Coordinate annotation records:
○ ○ ○ ○

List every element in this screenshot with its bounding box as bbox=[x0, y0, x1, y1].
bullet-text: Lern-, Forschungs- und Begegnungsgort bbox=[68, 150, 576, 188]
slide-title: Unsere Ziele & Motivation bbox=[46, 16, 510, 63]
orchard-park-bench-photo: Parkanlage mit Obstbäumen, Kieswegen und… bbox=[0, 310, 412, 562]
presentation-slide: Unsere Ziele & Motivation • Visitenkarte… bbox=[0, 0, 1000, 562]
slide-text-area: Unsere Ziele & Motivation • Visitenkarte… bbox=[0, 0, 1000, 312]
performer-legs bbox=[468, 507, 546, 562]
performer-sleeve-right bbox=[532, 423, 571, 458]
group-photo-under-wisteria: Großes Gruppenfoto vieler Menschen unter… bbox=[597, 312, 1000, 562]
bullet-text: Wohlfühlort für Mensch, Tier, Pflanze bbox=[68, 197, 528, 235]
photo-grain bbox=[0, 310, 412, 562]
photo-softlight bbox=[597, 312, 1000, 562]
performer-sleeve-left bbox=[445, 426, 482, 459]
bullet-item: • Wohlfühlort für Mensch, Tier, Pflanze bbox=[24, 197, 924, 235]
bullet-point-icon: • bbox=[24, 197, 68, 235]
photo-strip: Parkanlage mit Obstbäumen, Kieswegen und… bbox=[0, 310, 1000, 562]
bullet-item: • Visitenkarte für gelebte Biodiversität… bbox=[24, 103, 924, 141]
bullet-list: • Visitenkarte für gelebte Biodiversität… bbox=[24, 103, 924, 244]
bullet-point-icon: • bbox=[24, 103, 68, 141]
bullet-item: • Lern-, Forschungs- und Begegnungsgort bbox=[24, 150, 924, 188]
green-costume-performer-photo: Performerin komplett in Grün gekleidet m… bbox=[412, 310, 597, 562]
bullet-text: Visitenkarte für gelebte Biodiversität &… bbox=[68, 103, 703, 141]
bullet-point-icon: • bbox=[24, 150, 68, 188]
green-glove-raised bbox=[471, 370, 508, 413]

○ ○ ○ ○

GOAL:
Could you reproduce every line of the records above verbatim?

OUTPUT OF THE EXERCISE:
List every element in this screenshot with its bounding box as bbox=[x0, y0, x1, y1].
bullet-text: Lern-, Forschungs- und Begegnungsgort bbox=[68, 150, 576, 188]
slide-title: Unsere Ziele & Motivation bbox=[46, 16, 510, 63]
orchard-park-bench-photo: Parkanlage mit Obstbäumen, Kieswegen und… bbox=[0, 310, 412, 562]
presentation-slide: Unsere Ziele & Motivation • Visitenkarte… bbox=[0, 0, 1000, 562]
slide-text-area: Unsere Ziele & Motivation • Visitenkarte… bbox=[0, 0, 1000, 312]
performer-legs bbox=[468, 507, 546, 562]
performer-sleeve-right bbox=[532, 423, 571, 458]
group-photo-under-wisteria: Großes Gruppenfoto vieler Menschen unter… bbox=[597, 312, 1000, 562]
bullet-text: Wohlfühlort für Mensch, Tier, Pflanze bbox=[68, 197, 528, 235]
photo-grain bbox=[0, 310, 412, 562]
photo-softlight bbox=[597, 312, 1000, 562]
performer-sleeve-left bbox=[445, 426, 482, 459]
bullet-item: • Wohlfühlort für Mensch, Tier, Pflanze bbox=[24, 197, 924, 235]
bullet-point-icon: • bbox=[24, 197, 68, 235]
photo-strip: Parkanlage mit Obstbäumen, Kieswegen und… bbox=[0, 310, 1000, 562]
bullet-item: • Visitenkarte für gelebte Biodiversität… bbox=[24, 103, 924, 141]
bullet-list: • Visitenkarte für gelebte Biodiversität… bbox=[24, 103, 924, 244]
bullet-point-icon: • bbox=[24, 103, 68, 141]
bullet-item: • Lern-, Forschungs- und Begegnungsgort bbox=[24, 150, 924, 188]
green-costume-performer-photo: Performerin komplett in Grün gekleidet m… bbox=[412, 310, 597, 562]
bullet-text: Visitenkarte für gelebte Biodiversität &… bbox=[68, 103, 703, 141]
bullet-point-icon: • bbox=[24, 150, 68, 188]
green-glove-raised bbox=[471, 370, 508, 413]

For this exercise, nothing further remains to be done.